───── Stored rows
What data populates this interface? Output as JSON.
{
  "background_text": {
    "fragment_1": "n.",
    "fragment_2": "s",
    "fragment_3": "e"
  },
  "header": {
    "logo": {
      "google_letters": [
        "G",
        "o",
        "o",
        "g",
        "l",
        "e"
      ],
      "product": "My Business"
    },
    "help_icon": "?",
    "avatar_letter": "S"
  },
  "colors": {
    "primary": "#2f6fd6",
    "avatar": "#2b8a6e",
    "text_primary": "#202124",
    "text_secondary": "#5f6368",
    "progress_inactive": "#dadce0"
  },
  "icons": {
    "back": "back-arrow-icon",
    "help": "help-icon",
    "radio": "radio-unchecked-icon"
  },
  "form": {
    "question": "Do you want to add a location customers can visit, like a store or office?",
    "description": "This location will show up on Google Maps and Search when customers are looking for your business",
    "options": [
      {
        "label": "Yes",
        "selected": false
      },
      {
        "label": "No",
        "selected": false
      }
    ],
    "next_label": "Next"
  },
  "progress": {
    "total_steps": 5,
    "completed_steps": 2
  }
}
──────────
───── Stored rows
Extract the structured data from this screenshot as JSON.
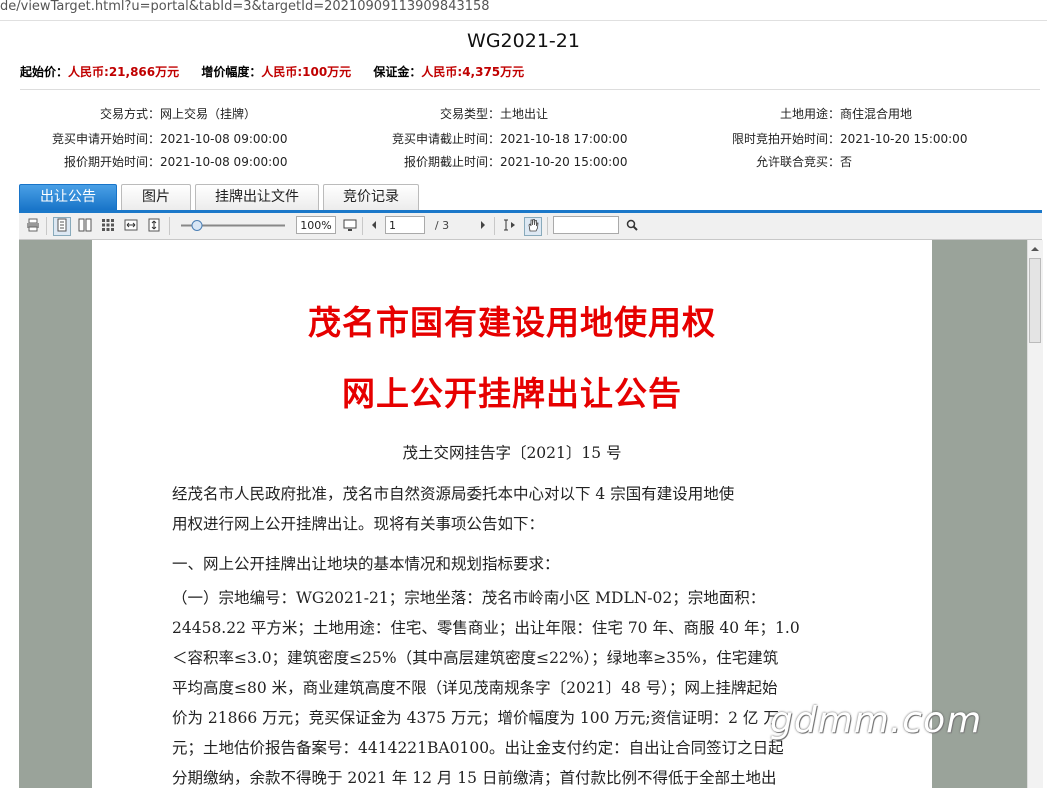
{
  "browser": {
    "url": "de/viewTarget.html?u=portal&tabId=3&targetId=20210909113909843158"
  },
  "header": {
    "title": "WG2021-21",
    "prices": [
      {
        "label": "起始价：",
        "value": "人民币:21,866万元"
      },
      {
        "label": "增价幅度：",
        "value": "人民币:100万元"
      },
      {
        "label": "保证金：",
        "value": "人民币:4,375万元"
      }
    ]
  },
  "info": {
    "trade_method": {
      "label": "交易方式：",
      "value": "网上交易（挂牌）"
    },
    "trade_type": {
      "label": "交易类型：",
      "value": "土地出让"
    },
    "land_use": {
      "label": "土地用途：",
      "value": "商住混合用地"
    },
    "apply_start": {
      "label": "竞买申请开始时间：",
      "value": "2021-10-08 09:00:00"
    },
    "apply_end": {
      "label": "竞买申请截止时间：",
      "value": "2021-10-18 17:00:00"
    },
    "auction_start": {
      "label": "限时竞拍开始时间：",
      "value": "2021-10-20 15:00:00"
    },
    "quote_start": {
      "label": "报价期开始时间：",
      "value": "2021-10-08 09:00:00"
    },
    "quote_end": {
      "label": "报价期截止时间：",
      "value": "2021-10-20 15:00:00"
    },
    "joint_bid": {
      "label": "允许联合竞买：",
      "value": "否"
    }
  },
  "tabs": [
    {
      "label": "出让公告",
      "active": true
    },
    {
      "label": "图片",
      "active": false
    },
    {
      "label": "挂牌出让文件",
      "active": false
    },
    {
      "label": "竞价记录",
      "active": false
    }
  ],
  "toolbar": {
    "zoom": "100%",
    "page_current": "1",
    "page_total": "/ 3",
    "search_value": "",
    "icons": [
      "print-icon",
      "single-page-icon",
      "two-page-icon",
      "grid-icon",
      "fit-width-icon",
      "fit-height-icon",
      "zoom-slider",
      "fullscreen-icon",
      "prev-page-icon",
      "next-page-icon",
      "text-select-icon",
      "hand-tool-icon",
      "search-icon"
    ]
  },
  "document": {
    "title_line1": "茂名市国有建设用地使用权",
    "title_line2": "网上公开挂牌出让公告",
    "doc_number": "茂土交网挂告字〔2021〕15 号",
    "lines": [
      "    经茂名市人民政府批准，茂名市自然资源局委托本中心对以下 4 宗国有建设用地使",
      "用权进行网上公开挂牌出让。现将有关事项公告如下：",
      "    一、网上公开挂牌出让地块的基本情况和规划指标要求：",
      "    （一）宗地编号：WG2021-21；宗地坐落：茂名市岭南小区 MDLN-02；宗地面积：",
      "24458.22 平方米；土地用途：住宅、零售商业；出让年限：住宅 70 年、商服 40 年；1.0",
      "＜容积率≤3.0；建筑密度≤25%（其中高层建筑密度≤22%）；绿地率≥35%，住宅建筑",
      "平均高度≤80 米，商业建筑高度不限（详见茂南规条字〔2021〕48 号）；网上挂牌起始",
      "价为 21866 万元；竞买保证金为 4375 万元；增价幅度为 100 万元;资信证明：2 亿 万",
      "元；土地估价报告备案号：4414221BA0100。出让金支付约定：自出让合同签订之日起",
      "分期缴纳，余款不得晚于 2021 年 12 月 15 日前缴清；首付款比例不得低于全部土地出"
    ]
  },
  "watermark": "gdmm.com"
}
──────────
───── Stored rows
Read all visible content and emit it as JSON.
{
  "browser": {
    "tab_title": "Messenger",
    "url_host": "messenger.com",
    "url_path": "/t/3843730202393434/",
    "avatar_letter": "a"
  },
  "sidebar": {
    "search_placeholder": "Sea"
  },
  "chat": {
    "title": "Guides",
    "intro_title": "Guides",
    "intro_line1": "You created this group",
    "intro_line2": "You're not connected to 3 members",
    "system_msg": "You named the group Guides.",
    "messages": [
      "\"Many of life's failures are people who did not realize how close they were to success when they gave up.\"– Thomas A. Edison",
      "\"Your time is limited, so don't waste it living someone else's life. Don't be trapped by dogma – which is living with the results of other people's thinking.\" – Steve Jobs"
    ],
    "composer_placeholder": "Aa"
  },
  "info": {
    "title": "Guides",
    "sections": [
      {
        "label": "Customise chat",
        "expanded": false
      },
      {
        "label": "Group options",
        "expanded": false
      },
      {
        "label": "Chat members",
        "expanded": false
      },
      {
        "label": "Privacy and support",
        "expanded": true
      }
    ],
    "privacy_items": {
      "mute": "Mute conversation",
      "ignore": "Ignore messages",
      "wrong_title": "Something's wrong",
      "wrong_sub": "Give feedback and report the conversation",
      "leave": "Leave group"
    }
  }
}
──────────
Copy out each line of the listing that holds "conversation".

▶ [Response]:
      "mute": "Mute conversation",
      "wrong_sub": "Give feedback and report the conversation",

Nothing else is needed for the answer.